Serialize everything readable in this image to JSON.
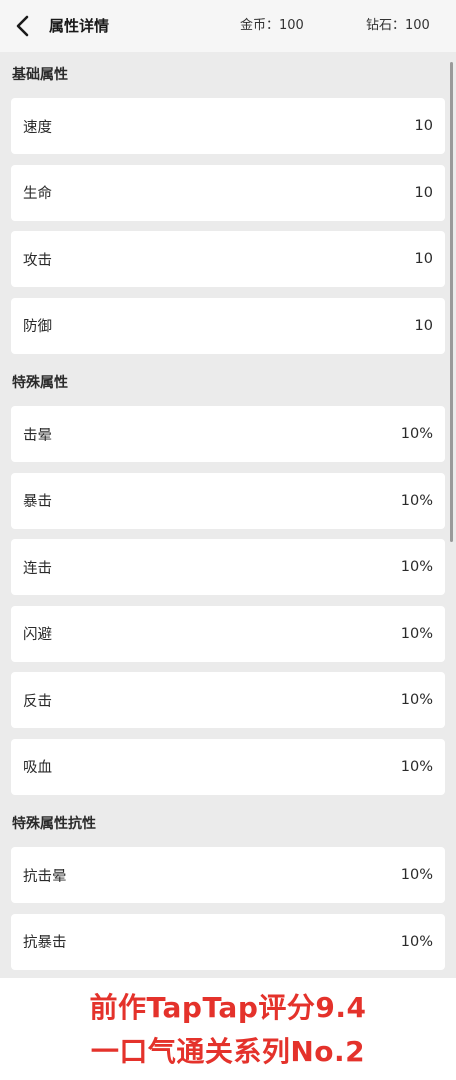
{
  "header": {
    "back_icon": "chevron-left-icon",
    "title": "属性详情",
    "gold": "金币：100",
    "diamond": "钻石：100"
  },
  "sections": {
    "basic": {
      "title": "基础属性",
      "items": [
        {
          "label": "速度",
          "value": "10"
        },
        {
          "label": "生命",
          "value": "10"
        },
        {
          "label": "攻击",
          "value": "10"
        },
        {
          "label": "防御",
          "value": "10"
        }
      ]
    },
    "special": {
      "title": "特殊属性",
      "items": [
        {
          "label": "击晕",
          "value": "10%"
        },
        {
          "label": "暴击",
          "value": "10%"
        },
        {
          "label": "连击",
          "value": "10%"
        },
        {
          "label": "闪避",
          "value": "10%"
        },
        {
          "label": "反击",
          "value": "10%"
        },
        {
          "label": "吸血",
          "value": "10%"
        }
      ]
    },
    "resist": {
      "title": "特殊属性抗性",
      "items": [
        {
          "label": "抗击晕",
          "value": "10%"
        },
        {
          "label": "抗暴击",
          "value": "10%"
        }
      ]
    }
  },
  "banner": {
    "line1": "前作TapTap评分9.4",
    "line2": "一口气通关系列No.2",
    "color": "#e4322b"
  }
}
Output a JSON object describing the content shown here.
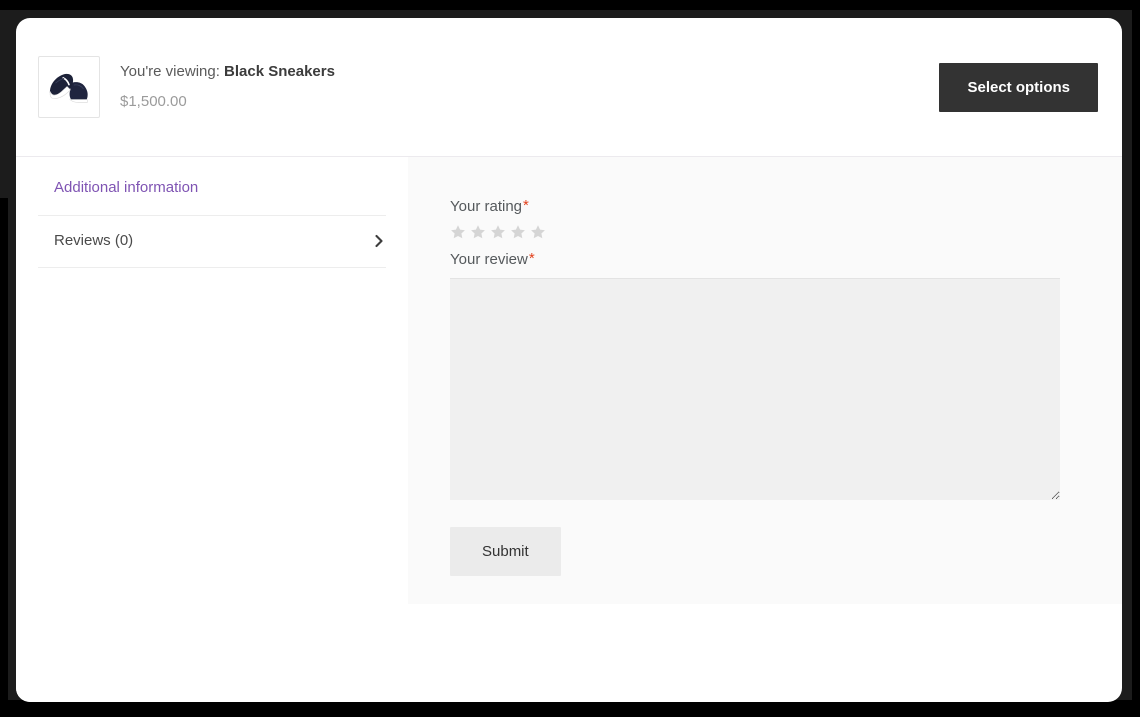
{
  "product_bar": {
    "viewing_prefix": "You're viewing:",
    "product_name": "Black Sneakers",
    "price": "$1,500.00",
    "thumbnail_alt": "black-sneakers-thumbnail",
    "select_options_label": "Select options"
  },
  "side_nav": {
    "items": [
      {
        "label": "Additional information",
        "active": true,
        "has_chevron": false
      },
      {
        "label": "Reviews (0)",
        "active": false,
        "has_chevron": true
      }
    ]
  },
  "review_form": {
    "rating_label": "Your rating",
    "rating_required_mark": "*",
    "rating_value": 0,
    "star_count": 5,
    "review_label": "Your review",
    "review_required_mark": "*",
    "review_value": "",
    "review_placeholder": "",
    "submit_label": "Submit"
  },
  "colors": {
    "accent_purple": "#7f54b3",
    "button_dark": "#333333",
    "required_red": "#e2401c",
    "star_empty": "#d5d5d5",
    "panel_bg": "#fafafa",
    "textarea_bg": "#f0f0f0",
    "submit_bg": "#ebebeb",
    "page_black": "#000000",
    "frame_dark": "#1c1c1c"
  }
}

**TASK BRIEF:** Which lines hold the word "title"? Show each one.

**REPLY TO THE EXERCISE:**
    "title": "属性详情",
      "title": "基础属性",
      "title": "特殊属性",
      "title": "特殊属性抗性",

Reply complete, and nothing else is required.